Records from a data collection
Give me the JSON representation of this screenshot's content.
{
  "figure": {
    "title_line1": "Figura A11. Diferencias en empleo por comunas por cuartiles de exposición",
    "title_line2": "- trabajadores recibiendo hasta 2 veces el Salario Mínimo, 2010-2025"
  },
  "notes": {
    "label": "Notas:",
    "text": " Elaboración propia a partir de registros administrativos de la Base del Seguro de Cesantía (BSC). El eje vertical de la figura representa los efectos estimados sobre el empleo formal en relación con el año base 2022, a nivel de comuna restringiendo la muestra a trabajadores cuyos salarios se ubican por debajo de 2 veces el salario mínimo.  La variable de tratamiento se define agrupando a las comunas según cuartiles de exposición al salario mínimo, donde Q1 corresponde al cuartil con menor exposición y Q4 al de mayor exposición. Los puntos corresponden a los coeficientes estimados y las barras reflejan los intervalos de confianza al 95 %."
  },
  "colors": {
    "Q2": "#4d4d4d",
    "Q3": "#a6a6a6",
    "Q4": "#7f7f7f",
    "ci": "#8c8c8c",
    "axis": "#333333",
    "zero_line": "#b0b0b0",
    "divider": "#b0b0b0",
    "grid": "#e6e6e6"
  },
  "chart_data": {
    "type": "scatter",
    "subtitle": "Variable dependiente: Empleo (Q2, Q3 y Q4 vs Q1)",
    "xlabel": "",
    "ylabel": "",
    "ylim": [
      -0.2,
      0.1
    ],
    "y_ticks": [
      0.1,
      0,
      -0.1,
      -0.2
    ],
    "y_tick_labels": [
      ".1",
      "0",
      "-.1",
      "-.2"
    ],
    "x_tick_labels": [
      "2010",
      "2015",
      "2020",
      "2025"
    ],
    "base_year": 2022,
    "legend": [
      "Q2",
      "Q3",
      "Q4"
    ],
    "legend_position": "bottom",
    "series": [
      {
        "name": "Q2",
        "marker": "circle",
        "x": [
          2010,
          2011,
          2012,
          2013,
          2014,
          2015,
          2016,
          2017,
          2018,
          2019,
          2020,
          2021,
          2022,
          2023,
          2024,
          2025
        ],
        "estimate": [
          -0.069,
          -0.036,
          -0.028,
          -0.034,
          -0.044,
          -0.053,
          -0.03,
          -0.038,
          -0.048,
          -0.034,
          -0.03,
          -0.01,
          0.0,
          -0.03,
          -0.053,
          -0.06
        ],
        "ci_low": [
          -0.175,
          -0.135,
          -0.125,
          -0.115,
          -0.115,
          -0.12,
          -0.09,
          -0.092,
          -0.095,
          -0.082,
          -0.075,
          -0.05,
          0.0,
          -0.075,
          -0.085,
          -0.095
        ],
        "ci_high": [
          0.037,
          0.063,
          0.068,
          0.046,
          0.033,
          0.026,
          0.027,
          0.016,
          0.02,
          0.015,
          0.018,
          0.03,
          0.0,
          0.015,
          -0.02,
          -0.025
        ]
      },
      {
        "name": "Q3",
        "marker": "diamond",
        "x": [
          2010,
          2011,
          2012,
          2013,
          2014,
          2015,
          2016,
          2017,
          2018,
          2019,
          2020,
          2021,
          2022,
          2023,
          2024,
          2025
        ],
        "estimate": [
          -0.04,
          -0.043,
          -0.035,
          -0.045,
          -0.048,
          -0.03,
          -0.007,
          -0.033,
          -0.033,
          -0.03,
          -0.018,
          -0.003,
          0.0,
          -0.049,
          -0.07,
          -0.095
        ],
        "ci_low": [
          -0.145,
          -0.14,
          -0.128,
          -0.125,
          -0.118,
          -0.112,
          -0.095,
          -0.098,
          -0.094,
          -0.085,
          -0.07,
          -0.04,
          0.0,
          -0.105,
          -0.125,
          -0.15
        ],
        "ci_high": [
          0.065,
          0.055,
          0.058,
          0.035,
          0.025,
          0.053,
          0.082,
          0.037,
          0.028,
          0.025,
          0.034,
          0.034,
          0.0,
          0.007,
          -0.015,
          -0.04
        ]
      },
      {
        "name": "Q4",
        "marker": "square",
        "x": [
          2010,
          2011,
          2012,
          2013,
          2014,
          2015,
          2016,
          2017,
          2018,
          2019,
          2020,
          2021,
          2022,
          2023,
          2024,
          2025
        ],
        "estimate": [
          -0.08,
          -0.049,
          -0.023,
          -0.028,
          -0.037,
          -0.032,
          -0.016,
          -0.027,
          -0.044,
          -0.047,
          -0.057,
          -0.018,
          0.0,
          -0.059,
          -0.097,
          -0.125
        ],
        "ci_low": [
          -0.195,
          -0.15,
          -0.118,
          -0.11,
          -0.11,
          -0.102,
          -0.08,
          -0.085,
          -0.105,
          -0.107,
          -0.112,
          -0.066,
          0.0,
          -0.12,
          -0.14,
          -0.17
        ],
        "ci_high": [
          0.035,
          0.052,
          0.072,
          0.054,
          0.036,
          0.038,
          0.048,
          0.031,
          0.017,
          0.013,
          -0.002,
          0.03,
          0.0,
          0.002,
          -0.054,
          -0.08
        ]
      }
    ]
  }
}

■ Given request: Find the lines above that contain the word "marker" and collect them.

■ Answer to the task:
        "marker": "circle",
        "marker": "diamond",
        "marker": "square",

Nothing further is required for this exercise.